>>

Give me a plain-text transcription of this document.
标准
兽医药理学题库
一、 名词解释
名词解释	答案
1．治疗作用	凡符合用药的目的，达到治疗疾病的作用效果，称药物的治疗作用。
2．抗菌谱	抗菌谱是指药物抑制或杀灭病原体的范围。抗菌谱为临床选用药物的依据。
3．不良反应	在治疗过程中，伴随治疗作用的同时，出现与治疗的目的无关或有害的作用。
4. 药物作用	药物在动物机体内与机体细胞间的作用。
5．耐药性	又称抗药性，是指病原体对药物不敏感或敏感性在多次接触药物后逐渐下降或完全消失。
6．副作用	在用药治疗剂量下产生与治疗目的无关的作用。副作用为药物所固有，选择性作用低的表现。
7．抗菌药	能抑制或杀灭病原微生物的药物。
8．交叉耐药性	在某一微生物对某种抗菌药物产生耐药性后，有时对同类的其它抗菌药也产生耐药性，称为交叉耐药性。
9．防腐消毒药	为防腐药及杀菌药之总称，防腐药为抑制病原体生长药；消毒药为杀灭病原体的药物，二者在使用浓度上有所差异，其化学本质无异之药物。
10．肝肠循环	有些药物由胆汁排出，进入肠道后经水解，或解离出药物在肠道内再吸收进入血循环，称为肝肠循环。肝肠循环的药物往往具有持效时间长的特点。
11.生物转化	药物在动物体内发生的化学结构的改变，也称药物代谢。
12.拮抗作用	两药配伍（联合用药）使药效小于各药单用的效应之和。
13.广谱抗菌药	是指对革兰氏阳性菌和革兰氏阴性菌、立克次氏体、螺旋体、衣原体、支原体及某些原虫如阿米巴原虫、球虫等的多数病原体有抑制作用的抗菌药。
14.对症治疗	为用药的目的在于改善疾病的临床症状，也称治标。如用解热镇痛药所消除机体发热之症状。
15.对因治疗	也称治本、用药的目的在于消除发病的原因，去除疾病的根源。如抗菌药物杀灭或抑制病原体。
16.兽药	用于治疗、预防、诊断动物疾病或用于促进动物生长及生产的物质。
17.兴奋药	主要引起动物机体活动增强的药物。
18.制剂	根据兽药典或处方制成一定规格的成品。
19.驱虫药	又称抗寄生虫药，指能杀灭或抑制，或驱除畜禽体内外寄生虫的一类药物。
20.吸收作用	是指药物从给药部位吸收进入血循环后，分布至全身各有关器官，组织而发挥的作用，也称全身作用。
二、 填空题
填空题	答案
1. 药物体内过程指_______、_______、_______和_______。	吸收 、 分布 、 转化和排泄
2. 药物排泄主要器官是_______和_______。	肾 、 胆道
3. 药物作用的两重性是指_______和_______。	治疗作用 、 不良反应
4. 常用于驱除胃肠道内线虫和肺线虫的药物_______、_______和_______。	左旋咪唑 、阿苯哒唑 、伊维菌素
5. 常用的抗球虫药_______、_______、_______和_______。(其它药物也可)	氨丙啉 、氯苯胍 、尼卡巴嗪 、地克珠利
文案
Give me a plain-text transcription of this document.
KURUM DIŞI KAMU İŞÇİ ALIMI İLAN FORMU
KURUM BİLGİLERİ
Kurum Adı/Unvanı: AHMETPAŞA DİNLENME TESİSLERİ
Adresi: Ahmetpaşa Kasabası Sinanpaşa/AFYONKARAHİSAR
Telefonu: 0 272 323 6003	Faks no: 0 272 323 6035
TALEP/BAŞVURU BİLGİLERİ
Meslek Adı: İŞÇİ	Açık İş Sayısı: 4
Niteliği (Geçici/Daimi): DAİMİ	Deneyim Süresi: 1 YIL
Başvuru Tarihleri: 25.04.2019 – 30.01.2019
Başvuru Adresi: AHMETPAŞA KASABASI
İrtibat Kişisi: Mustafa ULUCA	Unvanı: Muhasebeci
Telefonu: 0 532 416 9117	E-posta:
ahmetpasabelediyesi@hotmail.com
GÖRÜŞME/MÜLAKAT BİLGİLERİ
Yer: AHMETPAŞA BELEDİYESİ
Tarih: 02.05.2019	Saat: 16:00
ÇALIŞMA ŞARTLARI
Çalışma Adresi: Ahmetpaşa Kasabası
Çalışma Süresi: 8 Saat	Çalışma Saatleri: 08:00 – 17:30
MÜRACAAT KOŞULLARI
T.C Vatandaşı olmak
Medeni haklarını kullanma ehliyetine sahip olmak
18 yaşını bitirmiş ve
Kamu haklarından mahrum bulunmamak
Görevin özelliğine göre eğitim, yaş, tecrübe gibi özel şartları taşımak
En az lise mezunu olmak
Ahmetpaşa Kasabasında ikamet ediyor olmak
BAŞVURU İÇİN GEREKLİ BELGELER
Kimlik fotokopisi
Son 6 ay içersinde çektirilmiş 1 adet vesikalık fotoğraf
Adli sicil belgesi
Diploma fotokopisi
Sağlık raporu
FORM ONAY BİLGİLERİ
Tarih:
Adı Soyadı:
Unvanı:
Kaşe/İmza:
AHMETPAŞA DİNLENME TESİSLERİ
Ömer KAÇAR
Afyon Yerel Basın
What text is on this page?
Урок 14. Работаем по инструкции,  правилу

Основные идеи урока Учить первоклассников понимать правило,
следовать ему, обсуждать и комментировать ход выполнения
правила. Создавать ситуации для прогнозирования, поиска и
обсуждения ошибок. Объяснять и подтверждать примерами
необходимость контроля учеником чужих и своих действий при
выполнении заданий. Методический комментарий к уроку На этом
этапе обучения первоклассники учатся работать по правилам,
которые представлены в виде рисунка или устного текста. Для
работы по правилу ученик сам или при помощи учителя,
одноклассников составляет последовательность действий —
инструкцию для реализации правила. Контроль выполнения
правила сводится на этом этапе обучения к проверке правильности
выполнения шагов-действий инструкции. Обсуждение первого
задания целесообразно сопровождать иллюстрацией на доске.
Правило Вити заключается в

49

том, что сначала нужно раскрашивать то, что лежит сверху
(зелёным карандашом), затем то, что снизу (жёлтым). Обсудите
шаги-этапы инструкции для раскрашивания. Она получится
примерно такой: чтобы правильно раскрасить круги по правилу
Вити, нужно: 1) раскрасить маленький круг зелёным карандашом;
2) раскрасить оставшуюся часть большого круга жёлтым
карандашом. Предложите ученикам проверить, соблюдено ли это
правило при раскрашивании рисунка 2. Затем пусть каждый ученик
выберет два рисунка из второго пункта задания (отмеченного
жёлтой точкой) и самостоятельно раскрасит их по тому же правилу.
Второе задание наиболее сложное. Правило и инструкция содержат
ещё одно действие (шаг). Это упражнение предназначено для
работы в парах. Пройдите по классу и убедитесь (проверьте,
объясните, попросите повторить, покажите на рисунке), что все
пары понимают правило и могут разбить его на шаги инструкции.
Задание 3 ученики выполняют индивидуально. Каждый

<<

▶ _What the task asks_: Which lines hold the word "Saat"? Copy every one of them.

▶ _Answer to this task_:
Tarih: 02.05.2019	Saat: 16:00
Çalışma Süresi: 8 Saat	Çalışma Saatleri: 08:00 – 17:30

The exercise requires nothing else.